WHAT YOU NEED TO DO: Give an exact copy of every line, leaving images out.

====== RECORDS SUPPLIED

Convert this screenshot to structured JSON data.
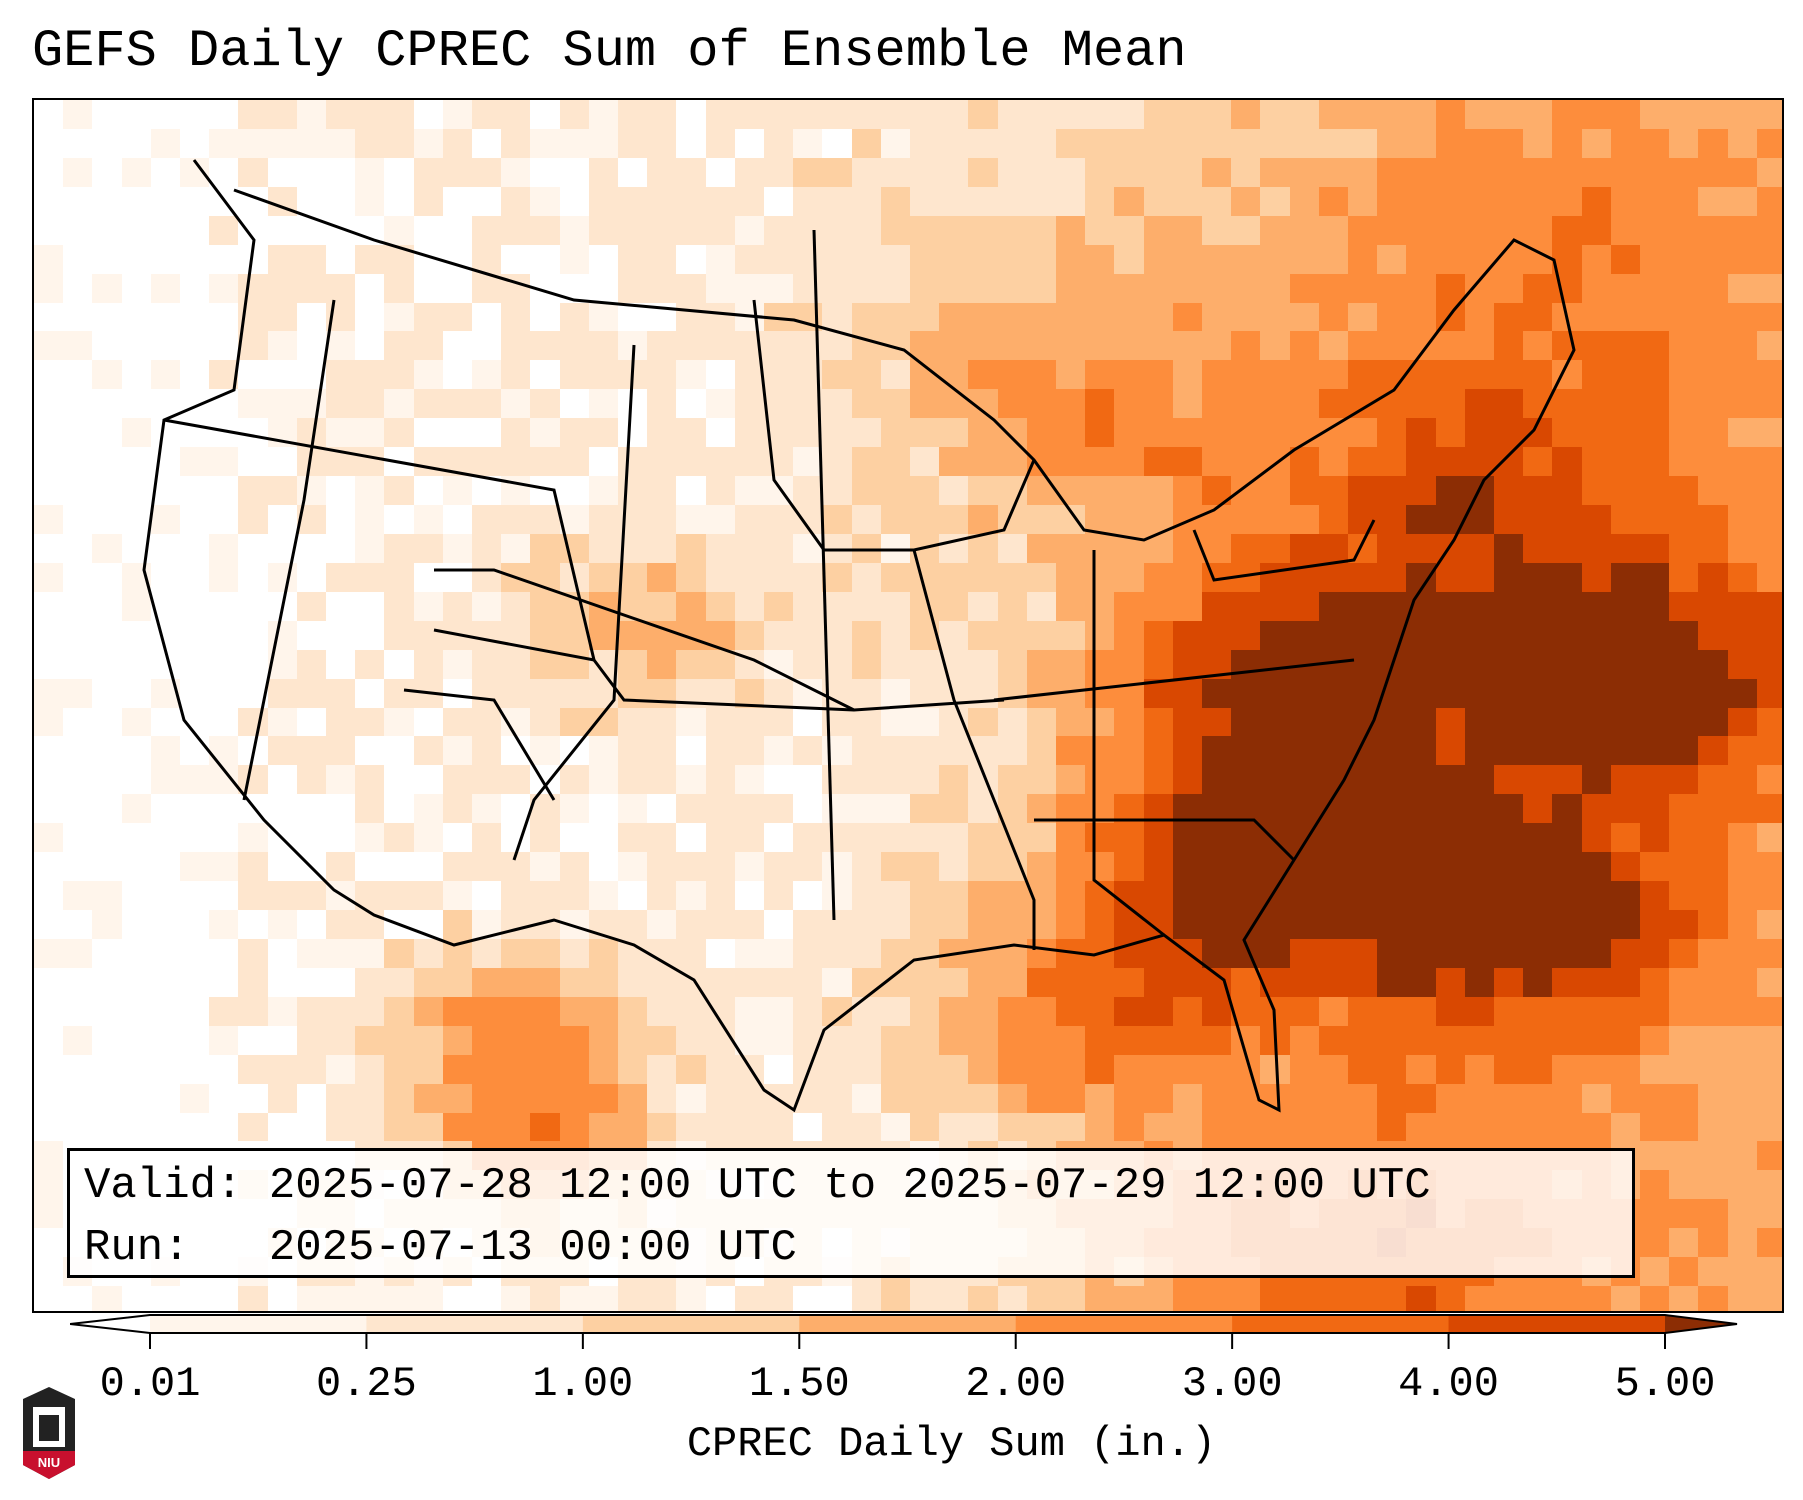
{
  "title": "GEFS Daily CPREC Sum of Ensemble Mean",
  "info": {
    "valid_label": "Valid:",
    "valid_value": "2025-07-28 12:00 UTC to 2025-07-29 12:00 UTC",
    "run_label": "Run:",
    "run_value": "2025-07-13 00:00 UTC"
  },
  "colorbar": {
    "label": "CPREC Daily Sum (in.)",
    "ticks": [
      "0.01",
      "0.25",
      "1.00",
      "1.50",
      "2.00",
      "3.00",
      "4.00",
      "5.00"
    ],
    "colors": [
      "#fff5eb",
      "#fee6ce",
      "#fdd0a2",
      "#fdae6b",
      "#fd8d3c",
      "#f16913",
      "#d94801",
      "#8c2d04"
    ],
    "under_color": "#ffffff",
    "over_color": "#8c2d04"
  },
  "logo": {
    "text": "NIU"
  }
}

============

RESPONSE:
Convert this screenshot to structured JSON data.
{
  "title": "GEFS Daily CPREC Sum of Ensemble Mean",
  "info": {
    "valid_label": "Valid:",
    "valid_value": "2025-07-28 12:00 UTC to 2025-07-29 12:00 UTC",
    "run_label": "Run:",
    "run_value": "2025-07-13 00:00 UTC"
  },
  "colorbar": {
    "label": "CPREC Daily Sum (in.)",
    "ticks": [
      "0.01",
      "0.25",
      "1.00",
      "1.50",
      "2.00",
      "3.00",
      "4.00",
      "5.00"
    ],
    "colors": [
      "#fff5eb",
      "#fee6ce",
      "#fdd0a2",
      "#fdae6b",
      "#fd8d3c",
      "#f16913",
      "#d94801",
      "#8c2d04"
    ],
    "under_color": "#ffffff",
    "over_color": "#8c2d04"
  },
  "logo": {
    "text": "NIU"
  }
}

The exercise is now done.